Task details> Give the number of lines in the data that contain the word "vaccine"; no other text is needed.

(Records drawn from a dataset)
_ _ _ _ _

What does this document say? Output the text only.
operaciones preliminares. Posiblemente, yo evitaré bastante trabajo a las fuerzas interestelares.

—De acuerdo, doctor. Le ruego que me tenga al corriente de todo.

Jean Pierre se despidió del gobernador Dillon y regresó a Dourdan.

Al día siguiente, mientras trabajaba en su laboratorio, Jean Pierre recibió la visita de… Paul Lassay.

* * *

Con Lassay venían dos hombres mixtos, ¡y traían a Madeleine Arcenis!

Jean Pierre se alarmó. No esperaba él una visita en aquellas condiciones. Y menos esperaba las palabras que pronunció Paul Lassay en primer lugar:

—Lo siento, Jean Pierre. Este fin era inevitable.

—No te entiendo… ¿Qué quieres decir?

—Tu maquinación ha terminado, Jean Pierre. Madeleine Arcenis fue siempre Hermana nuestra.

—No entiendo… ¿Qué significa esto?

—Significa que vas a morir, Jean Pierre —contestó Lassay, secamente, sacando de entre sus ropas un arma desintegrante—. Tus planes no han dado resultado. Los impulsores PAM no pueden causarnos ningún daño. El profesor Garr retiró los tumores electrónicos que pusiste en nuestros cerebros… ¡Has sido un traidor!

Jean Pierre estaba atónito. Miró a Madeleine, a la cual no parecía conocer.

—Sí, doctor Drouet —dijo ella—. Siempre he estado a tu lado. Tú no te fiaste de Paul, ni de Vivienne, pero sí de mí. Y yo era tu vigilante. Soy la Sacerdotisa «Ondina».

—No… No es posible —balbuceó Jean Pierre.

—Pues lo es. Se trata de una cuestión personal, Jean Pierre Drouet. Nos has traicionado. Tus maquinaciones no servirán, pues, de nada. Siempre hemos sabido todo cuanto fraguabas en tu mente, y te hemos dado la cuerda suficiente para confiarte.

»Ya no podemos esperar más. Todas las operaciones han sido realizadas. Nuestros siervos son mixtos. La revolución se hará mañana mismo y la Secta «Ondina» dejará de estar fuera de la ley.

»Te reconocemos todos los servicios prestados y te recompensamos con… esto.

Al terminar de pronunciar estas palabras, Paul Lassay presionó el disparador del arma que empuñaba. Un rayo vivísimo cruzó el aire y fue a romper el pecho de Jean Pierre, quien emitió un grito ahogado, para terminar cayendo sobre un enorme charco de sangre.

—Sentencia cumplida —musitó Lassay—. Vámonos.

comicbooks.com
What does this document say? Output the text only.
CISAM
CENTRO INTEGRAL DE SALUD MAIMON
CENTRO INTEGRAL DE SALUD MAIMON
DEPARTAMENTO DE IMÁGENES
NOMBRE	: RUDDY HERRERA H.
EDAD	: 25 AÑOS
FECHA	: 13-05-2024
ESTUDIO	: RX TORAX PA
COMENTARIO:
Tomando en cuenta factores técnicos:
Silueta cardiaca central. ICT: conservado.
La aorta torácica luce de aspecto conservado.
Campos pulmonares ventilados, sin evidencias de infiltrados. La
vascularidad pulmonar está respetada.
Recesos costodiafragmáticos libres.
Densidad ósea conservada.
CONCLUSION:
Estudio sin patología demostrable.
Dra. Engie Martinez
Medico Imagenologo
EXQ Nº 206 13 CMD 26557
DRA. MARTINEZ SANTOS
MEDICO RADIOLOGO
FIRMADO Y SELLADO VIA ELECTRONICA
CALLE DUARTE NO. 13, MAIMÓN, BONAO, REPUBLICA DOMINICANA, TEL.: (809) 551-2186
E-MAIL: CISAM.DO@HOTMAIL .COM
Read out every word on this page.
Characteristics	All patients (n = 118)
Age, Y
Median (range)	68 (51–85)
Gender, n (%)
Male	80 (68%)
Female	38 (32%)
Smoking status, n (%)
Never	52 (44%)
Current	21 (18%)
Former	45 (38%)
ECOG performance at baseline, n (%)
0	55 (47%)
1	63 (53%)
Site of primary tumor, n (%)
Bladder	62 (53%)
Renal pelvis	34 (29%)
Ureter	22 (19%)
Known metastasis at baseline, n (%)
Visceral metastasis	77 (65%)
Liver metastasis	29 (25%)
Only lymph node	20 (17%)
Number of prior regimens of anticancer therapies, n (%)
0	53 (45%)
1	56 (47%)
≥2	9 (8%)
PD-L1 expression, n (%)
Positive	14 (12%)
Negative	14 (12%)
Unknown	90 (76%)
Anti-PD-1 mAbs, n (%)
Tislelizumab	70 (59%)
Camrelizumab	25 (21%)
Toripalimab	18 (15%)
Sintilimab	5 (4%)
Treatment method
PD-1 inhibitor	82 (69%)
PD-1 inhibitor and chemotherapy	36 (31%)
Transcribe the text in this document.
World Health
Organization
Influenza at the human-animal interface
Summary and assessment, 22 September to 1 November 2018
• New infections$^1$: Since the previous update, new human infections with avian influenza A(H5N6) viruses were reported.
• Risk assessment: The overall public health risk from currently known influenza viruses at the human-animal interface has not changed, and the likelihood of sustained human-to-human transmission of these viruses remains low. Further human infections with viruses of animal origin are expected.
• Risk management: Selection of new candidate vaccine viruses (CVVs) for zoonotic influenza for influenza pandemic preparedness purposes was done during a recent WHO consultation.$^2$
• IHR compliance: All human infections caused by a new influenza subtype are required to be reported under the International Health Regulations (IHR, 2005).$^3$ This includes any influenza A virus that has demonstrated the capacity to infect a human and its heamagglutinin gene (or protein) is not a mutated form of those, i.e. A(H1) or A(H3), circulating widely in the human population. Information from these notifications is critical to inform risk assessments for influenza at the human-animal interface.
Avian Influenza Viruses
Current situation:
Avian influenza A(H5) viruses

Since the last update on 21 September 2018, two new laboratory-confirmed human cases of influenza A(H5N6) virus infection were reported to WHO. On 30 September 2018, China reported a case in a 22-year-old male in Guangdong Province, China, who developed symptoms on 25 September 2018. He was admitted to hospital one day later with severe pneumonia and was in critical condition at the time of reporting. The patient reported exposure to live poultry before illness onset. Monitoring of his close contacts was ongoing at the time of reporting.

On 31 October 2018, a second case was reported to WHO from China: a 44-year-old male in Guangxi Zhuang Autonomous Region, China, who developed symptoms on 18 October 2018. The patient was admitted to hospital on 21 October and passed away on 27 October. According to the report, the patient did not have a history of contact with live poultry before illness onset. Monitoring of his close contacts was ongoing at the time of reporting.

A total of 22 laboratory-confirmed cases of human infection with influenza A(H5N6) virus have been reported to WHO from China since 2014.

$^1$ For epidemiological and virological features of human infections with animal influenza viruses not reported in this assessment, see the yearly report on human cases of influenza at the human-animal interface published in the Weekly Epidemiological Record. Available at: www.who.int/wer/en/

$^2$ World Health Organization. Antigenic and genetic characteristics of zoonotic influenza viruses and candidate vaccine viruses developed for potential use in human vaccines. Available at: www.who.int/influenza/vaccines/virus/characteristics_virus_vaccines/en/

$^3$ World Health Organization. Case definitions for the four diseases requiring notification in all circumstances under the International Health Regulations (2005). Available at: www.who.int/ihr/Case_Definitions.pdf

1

_ _ _ _ _

Task answer> 2